• _The request_: Lines that include the word "Vegetation" are the ones to copy.

• _Data section_:
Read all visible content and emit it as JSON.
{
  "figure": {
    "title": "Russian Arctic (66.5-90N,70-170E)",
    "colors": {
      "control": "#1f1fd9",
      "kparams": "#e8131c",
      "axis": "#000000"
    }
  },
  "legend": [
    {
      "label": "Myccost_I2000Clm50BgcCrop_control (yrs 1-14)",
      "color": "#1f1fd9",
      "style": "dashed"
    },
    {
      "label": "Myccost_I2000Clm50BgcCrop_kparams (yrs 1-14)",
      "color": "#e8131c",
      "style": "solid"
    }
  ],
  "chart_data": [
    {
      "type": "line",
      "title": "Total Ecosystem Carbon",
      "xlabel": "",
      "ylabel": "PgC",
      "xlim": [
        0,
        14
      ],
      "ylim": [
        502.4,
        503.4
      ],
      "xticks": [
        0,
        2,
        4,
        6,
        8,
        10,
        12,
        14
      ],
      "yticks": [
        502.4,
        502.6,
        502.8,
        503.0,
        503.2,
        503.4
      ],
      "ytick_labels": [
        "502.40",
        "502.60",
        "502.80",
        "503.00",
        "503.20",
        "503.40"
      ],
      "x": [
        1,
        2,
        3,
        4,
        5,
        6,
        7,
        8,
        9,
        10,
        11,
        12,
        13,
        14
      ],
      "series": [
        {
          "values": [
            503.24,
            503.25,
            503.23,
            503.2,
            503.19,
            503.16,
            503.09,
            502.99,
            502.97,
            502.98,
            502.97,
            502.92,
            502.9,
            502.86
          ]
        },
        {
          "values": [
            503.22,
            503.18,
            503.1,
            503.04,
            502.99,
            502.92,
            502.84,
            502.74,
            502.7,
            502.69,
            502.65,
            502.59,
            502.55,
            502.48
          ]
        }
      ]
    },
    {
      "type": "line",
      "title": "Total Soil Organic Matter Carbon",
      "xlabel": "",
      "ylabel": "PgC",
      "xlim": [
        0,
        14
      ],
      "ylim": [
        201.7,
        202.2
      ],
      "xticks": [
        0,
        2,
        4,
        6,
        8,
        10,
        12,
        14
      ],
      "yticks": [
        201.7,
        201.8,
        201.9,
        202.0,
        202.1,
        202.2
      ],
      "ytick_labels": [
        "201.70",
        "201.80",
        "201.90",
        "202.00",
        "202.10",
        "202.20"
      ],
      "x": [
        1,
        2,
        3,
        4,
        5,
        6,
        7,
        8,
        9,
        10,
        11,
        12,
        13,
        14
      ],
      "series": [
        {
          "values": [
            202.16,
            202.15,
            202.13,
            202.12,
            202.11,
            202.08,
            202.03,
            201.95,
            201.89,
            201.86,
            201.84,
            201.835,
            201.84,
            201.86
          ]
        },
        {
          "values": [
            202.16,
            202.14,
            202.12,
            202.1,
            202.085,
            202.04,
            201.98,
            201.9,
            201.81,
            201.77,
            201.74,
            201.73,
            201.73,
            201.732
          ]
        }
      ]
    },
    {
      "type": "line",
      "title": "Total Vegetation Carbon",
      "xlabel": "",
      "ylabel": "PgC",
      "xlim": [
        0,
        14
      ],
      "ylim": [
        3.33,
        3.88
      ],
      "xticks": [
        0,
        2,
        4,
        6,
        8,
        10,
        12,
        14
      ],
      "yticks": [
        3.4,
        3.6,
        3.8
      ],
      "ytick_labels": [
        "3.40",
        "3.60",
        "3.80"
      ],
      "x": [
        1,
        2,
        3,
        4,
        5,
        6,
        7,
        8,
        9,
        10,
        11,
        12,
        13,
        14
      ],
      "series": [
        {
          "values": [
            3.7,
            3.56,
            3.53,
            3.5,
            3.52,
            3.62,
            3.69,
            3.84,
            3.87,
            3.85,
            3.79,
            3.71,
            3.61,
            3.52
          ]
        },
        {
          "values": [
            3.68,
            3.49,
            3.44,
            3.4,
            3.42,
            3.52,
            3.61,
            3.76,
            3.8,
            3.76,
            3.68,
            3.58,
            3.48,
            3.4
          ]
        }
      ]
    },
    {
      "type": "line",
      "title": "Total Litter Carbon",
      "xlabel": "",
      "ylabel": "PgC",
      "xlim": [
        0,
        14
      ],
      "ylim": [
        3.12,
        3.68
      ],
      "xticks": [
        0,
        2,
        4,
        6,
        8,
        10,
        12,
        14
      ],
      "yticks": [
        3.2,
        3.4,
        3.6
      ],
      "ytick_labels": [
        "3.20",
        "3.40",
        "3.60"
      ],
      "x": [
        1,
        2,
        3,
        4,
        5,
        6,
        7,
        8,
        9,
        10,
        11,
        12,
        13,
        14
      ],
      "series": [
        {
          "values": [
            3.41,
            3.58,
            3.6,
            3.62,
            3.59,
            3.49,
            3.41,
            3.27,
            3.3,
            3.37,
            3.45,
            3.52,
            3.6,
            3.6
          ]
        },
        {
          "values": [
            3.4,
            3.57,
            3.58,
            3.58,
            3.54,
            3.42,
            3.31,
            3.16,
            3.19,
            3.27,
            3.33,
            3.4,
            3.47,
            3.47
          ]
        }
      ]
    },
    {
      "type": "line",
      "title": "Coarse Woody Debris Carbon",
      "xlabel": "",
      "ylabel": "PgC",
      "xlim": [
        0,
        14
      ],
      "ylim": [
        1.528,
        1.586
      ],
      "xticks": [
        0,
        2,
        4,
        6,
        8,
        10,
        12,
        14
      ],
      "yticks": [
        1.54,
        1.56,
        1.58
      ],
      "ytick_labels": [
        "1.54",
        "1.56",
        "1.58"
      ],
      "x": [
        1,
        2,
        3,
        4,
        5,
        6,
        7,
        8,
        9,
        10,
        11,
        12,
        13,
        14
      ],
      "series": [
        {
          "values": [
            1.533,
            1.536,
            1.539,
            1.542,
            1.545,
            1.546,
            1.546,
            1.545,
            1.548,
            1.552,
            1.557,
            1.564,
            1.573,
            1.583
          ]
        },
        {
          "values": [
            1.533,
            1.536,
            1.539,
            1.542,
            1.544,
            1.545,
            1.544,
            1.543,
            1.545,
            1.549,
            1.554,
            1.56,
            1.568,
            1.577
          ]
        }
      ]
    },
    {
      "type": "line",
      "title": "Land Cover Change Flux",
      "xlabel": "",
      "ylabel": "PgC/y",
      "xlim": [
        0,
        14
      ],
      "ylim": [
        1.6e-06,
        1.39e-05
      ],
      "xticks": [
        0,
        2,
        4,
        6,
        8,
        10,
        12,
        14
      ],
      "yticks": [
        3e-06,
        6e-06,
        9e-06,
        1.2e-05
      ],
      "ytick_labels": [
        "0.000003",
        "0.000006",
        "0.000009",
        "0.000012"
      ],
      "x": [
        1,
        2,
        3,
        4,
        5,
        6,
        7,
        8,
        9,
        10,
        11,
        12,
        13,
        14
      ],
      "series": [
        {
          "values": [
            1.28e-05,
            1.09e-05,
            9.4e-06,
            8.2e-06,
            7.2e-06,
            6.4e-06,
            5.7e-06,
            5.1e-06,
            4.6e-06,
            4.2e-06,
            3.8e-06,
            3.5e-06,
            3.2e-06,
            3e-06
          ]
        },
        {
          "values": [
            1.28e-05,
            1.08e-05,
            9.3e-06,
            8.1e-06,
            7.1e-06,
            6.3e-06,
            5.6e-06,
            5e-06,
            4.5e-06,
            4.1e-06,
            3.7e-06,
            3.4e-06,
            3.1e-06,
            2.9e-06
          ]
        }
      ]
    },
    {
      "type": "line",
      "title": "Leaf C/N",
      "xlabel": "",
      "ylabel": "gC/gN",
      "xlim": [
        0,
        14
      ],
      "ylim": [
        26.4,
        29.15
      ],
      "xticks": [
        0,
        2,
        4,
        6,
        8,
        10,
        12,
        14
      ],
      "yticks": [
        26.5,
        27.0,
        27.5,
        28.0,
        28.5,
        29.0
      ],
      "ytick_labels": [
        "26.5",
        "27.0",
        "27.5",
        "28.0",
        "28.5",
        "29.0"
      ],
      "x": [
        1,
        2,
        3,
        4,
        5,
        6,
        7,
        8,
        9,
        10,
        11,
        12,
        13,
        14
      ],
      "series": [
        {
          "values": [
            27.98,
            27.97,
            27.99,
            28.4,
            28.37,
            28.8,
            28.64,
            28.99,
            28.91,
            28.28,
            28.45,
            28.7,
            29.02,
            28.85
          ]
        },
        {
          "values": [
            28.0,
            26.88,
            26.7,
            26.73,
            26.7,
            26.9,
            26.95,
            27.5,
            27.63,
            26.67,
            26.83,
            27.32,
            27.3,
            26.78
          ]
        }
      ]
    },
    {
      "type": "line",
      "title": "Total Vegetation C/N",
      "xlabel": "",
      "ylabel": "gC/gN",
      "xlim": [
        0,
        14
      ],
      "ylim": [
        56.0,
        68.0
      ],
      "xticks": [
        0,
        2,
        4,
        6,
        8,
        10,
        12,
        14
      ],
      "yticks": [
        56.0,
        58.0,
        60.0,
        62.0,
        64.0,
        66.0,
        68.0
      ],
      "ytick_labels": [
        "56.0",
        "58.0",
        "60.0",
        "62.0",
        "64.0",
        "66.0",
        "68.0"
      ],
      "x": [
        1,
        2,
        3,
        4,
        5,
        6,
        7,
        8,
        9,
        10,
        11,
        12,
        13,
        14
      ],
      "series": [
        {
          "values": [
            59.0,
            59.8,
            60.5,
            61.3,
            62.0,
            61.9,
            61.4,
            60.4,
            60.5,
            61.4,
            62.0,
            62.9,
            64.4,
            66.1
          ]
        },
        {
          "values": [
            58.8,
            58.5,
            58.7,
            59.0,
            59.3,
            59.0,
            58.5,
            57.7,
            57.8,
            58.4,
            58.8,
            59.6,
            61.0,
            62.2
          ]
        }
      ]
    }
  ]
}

• _Task solution_:
      "title": "Total Vegetation Carbon",
      "title": "Total Vegetation C/N",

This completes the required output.